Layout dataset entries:

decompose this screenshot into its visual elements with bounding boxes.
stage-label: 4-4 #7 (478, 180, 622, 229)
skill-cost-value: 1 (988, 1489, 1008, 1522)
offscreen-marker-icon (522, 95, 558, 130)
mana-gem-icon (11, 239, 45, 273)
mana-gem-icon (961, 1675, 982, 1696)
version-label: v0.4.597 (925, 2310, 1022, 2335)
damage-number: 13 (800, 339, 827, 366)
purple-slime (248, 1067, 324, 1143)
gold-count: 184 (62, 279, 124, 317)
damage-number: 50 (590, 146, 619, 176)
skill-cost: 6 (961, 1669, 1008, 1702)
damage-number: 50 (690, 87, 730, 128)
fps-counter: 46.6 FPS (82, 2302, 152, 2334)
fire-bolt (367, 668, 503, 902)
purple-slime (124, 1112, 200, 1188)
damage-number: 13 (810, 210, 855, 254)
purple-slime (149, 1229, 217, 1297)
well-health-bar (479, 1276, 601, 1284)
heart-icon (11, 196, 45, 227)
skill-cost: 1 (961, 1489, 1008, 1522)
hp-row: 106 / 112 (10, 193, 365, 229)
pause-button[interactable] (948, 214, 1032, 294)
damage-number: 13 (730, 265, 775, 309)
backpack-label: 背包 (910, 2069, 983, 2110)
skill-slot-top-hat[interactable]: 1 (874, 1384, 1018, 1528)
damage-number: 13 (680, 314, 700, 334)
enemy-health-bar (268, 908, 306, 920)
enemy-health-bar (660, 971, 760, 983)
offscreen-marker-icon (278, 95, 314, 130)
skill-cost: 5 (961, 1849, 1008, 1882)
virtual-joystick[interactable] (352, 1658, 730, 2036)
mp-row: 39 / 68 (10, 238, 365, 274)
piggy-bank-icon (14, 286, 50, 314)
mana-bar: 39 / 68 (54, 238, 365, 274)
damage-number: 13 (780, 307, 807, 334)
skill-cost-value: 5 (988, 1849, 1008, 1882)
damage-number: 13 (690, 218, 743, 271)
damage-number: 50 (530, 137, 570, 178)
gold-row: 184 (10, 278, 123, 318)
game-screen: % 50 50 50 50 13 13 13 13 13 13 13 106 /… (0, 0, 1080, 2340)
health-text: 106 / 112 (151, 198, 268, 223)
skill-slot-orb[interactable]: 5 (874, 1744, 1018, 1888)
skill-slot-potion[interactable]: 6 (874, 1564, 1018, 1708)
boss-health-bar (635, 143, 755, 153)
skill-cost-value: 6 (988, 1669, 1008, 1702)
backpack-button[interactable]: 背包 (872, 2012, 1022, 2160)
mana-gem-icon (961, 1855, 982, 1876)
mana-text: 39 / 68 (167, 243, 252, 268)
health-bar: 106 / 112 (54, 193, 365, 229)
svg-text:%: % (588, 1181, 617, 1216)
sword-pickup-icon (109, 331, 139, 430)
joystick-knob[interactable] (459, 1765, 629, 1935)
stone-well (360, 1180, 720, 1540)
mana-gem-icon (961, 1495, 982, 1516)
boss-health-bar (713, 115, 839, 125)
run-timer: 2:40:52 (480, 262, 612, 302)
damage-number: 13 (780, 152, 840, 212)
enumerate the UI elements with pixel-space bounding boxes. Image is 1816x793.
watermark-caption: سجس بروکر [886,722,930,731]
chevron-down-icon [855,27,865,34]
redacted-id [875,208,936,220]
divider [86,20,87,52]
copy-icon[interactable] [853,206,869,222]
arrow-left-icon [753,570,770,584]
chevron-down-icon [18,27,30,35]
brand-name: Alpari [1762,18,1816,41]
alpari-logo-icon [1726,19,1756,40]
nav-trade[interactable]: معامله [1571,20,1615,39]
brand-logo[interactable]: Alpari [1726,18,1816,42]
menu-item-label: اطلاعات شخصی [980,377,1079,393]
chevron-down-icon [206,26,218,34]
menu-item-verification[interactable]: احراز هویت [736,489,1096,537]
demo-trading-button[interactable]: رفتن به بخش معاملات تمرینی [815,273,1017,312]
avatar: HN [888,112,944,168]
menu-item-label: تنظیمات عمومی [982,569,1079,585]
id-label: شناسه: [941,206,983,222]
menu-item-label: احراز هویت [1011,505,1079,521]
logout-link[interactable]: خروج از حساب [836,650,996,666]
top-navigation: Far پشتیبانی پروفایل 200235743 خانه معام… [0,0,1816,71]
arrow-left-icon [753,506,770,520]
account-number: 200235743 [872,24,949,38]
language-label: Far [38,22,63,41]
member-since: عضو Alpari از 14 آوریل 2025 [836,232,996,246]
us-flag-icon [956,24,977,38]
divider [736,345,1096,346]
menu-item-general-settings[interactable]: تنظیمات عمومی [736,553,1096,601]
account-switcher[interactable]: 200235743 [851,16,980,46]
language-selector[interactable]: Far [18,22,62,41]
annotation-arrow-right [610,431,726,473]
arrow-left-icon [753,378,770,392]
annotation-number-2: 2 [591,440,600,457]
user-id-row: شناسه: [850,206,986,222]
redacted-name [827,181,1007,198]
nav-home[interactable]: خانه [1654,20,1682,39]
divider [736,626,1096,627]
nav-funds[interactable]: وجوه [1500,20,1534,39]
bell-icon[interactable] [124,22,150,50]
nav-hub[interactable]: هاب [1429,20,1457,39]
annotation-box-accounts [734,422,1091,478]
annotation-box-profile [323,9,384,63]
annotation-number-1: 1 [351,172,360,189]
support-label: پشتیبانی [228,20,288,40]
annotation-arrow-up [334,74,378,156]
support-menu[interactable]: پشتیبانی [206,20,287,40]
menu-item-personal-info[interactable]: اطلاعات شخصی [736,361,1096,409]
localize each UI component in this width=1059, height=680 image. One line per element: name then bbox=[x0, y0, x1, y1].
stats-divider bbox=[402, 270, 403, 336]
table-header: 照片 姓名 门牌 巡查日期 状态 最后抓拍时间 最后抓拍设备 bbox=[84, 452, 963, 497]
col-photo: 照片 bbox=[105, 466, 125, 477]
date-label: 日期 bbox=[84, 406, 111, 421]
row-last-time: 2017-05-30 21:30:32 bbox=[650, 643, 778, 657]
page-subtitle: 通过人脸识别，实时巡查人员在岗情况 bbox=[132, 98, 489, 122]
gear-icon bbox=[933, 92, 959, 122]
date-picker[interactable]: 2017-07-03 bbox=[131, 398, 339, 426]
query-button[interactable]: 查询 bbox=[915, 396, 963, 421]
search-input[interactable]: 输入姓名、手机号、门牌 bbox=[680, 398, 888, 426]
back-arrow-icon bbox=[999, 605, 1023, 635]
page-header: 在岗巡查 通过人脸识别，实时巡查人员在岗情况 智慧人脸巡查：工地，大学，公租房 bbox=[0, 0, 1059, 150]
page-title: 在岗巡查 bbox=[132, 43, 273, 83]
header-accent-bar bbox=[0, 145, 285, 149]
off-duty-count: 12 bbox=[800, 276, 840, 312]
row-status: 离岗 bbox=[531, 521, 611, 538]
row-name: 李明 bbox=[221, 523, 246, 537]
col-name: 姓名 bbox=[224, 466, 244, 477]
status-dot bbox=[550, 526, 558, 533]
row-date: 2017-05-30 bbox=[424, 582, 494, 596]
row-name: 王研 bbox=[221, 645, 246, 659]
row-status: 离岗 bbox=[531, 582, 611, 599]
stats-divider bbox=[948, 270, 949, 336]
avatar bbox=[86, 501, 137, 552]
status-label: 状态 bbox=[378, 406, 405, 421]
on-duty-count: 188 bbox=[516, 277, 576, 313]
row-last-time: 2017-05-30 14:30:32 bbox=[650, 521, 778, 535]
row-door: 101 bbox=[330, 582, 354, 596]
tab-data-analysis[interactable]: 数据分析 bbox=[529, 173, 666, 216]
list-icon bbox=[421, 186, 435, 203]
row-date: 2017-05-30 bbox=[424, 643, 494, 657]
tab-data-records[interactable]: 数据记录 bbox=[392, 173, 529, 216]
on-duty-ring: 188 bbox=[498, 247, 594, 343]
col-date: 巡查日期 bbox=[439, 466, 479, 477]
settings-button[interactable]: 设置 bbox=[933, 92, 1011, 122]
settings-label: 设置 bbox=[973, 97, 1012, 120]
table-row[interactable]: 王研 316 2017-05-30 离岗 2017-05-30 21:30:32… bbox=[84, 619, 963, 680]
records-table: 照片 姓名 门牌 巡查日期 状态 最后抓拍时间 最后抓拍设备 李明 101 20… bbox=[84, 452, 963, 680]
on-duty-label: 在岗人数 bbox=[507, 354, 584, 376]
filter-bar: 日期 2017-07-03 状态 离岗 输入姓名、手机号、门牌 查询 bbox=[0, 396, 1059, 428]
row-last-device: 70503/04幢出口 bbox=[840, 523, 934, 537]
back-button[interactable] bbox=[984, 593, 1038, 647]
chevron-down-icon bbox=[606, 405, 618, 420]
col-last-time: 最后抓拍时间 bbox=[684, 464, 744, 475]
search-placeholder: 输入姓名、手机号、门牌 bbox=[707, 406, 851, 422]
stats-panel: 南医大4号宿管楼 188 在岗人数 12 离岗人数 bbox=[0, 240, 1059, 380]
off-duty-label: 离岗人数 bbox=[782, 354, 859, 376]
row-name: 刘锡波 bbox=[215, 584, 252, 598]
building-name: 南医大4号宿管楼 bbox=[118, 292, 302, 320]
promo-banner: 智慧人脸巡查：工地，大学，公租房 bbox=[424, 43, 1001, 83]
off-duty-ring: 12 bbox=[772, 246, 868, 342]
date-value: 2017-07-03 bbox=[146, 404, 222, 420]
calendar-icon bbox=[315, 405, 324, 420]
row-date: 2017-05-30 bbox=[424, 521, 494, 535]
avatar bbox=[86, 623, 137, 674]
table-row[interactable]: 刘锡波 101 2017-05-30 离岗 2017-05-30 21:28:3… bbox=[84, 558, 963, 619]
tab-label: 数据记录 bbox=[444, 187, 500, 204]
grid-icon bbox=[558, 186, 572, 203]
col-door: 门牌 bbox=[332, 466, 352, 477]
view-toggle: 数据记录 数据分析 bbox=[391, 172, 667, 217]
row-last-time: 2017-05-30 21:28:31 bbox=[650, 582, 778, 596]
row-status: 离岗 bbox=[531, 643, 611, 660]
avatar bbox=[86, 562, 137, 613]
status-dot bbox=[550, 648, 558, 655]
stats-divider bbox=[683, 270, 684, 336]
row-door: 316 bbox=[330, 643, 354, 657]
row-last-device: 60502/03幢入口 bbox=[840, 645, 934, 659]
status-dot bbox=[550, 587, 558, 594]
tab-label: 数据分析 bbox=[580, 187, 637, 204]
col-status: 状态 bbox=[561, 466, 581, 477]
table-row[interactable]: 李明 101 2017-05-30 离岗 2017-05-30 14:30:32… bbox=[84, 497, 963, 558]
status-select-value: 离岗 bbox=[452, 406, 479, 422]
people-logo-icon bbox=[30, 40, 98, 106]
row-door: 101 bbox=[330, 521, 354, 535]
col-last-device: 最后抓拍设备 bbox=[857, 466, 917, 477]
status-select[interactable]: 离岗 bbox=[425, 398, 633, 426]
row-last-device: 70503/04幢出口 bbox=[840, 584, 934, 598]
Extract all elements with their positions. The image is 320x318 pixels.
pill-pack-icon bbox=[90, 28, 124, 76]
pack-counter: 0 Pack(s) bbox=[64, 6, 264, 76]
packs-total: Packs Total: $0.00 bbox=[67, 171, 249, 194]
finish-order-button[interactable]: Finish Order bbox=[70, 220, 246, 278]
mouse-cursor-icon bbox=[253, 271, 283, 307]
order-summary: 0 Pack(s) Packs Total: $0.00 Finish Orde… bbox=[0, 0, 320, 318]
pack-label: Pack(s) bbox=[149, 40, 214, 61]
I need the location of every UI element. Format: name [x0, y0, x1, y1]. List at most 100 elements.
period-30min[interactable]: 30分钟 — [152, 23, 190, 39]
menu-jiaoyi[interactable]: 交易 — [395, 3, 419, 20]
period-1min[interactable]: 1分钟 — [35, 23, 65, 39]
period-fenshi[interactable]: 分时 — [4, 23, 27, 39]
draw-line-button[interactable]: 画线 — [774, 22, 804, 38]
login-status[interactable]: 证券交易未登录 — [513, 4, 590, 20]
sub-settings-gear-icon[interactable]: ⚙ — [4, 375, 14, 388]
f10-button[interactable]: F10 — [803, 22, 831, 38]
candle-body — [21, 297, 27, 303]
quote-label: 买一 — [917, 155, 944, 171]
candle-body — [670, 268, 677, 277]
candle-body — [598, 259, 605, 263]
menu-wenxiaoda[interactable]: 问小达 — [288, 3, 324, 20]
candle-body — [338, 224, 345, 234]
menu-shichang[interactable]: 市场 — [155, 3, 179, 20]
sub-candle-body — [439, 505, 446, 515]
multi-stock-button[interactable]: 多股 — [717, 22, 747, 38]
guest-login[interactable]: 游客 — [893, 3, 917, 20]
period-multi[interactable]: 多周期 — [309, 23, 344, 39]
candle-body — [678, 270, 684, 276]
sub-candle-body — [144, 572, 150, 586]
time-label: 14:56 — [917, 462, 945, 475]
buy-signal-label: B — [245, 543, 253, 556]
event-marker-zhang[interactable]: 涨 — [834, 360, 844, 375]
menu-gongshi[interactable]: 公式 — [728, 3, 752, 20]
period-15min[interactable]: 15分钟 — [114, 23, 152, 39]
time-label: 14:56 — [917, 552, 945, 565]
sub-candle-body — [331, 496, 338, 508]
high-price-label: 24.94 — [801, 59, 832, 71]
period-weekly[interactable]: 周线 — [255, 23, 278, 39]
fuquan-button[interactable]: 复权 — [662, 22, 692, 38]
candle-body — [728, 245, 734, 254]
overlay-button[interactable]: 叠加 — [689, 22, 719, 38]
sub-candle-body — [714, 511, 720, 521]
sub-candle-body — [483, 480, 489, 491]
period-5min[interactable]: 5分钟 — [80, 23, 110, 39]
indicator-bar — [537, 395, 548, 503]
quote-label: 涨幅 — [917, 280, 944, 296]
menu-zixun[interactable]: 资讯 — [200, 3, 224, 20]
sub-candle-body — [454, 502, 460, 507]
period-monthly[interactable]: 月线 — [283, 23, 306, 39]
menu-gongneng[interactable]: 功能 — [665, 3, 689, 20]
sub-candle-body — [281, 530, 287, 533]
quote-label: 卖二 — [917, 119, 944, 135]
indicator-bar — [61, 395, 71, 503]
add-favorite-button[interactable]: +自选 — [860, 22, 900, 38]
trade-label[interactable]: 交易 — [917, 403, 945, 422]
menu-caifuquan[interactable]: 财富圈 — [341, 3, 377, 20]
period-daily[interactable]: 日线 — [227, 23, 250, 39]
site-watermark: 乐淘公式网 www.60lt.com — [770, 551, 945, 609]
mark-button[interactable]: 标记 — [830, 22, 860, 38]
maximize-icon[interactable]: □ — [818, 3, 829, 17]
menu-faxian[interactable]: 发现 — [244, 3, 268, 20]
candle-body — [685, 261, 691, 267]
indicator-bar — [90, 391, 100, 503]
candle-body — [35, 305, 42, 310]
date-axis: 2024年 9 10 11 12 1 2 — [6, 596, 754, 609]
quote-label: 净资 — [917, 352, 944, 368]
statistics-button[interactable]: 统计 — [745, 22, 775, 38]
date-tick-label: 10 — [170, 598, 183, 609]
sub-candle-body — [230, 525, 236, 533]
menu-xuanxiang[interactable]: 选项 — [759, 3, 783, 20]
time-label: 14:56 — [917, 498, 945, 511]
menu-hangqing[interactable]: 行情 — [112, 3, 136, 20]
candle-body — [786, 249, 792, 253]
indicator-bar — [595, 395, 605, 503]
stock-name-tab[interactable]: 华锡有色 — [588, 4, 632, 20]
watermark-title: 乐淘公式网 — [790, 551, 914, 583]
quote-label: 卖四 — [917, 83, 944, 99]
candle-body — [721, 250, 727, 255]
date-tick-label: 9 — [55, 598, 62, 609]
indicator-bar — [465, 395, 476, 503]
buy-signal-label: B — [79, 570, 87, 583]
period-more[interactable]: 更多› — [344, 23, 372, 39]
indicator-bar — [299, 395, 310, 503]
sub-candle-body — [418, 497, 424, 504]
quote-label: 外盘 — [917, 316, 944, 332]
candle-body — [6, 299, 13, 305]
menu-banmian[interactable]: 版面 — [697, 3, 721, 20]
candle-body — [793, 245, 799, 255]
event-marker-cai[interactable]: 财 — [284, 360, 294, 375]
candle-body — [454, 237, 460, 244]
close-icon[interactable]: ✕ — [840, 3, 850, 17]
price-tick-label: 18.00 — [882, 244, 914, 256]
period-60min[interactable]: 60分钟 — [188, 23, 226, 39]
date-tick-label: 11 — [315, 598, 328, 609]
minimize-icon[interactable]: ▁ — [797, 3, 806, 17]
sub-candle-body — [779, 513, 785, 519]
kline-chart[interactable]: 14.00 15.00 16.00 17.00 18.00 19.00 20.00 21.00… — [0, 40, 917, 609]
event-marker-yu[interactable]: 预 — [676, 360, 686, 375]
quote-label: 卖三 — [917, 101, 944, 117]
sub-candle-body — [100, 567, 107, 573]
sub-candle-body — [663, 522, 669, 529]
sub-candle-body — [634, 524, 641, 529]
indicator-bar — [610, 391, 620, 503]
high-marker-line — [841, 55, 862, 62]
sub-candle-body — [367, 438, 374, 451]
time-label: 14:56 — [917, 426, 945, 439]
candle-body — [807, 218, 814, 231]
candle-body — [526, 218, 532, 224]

Set problem: Reproduce the rows starting with the first line and going on through the line that contains "mana-bar: 39 / 68 (54, 238, 365, 274)", including both of those lines. Keep every line unchanged.

Answer for this exercise:
decompose this screenshot into its visual elements with bounding boxes.
stage-label: 4-4 #7 (478, 180, 622, 229)
skill-cost-value: 1 (988, 1489, 1008, 1522)
offscreen-marker-icon (522, 95, 558, 130)
mana-gem-icon (11, 239, 45, 273)
mana-gem-icon (961, 1675, 982, 1696)
version-label: v0.4.597 (925, 2310, 1022, 2335)
damage-number: 13 (800, 339, 827, 366)
purple-slime (248, 1067, 324, 1143)
gold-count: 184 (62, 279, 124, 317)
damage-number: 50 (590, 146, 619, 176)
skill-cost: 6 (961, 1669, 1008, 1702)
damage-number: 50 (690, 87, 730, 128)
fps-counter: 46.6 FPS (82, 2302, 152, 2334)
fire-bolt (367, 668, 503, 902)
purple-slime (124, 1112, 200, 1188)
damage-number: 13 (810, 210, 855, 254)
purple-slime (149, 1229, 217, 1297)
well-health-bar (479, 1276, 601, 1284)
heart-icon (11, 196, 45, 227)
skill-cost: 1 (961, 1489, 1008, 1522)
hp-row: 106 / 112 (10, 193, 365, 229)
pause-button[interactable] (948, 214, 1032, 294)
damage-number: 13 (730, 265, 775, 309)
backpack-label: 背包 (910, 2069, 983, 2110)
skill-slot-top-hat[interactable]: 1 (874, 1384, 1018, 1528)
damage-number: 13 (680, 314, 700, 334)
enemy-health-bar (268, 908, 306, 920)
enemy-health-bar (660, 971, 760, 983)
offscreen-marker-icon (278, 95, 314, 130)
skill-cost: 5 (961, 1849, 1008, 1882)
virtual-joystick[interactable] (352, 1658, 730, 2036)
mp-row: 39 / 68 (10, 238, 365, 274)
piggy-bank-icon (14, 286, 50, 314)
mana-bar: 39 / 68 (54, 238, 365, 274)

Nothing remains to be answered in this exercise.